§ Document passage
45th Governor of Mato Grosso
- In office 1979–1983
- Preceded by: Cássio Leite de Barros [pt]
- Succeeded by: Júlio Campos [pt]

Mayor of Cuiabá
- In office 1966–1969
- In office 1989–1992

Personal details
- Born: Frederico Carlos Soares Campos 11 April 1927 Cuiabá, Mato Grosso, Brazil
- Died: 1 March 2021 (aged 93) Cuiabá, Mato Grosso, Brazil
- Party: PFL PTB

= Frederico Campos =

Brazilian politician (1927–2021)

Frederico Carlos Soares Campos (11 April 1927 – 1 March 2021) was a Brazilian politician who twice served as mayor of his hometown, Cuiabá, and also served as the 45th governor of Mato Grosso.

==Biography==
Campos was the nephew of General Dilermando Gomes Monteiro. He was appointed Mayor of Cuiabá by Mato Grosso governor Pedro Pedrossian, serving from 1966 to 1969. He worked in the government of Governor José Garcia Neto from 1975 to 1978. That year, President Ernesto Geisel appointed him Governor of Mato Grosso, the 45th person to hold the position.

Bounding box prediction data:
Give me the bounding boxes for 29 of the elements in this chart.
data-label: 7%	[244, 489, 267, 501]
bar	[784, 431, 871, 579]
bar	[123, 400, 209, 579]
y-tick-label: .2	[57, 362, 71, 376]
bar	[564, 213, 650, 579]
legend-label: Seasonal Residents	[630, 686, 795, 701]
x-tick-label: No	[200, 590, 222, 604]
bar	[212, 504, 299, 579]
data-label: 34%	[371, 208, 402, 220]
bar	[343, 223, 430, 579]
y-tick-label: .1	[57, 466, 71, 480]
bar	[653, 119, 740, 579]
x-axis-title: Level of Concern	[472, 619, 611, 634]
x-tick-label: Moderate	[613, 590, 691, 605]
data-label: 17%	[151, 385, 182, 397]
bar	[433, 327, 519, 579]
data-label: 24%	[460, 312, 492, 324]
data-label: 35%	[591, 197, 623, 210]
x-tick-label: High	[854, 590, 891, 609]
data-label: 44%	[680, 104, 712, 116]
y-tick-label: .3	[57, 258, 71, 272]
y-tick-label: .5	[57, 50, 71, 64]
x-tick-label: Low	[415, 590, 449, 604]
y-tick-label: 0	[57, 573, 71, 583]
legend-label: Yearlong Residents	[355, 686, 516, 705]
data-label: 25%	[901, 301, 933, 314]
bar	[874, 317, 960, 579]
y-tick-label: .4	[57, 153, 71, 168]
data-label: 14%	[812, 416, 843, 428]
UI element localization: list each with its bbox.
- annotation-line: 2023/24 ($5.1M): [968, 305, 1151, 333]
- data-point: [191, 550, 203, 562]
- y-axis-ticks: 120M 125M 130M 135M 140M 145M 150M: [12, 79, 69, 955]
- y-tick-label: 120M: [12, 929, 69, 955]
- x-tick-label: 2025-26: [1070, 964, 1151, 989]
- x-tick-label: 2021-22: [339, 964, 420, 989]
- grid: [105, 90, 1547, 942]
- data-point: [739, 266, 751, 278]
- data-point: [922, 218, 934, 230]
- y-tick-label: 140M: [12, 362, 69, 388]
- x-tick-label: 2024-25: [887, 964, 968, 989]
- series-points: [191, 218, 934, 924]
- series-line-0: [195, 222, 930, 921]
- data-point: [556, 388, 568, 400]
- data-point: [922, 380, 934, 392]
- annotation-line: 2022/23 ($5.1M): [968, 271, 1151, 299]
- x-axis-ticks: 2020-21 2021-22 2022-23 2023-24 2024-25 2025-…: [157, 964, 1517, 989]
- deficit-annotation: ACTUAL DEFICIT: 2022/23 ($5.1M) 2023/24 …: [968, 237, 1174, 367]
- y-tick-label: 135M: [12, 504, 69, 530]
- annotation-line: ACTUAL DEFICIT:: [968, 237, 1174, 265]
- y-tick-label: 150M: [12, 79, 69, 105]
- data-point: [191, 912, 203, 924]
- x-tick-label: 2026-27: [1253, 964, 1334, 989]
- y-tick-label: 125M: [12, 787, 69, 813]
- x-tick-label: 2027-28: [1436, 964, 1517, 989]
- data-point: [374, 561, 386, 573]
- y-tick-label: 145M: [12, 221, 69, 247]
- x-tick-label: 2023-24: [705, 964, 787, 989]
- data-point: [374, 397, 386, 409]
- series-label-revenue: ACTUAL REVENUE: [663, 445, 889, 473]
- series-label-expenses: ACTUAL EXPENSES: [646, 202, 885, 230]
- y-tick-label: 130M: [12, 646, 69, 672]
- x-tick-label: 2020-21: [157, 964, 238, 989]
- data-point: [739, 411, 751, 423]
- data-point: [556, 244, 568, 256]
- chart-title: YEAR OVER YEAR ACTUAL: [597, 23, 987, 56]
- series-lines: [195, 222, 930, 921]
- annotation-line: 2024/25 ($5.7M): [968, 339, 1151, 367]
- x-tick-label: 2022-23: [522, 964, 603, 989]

§ Your task
In the text about Frederico Campos, please write out the part from "Personal details" to "Brazilian politician (1927–2021)", replacing "Personal details" with "Personal information".

§ Answer section
Personal information
- Born: Frederico Carlos Soares Campos 11 April 1927 Cuiabá, Mato Grosso, Brazil
- Died: 1 March 2021 (aged 93) Cuiabá, Mato Grosso, Brazil
- Party: PFL PTB

= Frederico Campos =

Brazilian politician (1927–2021)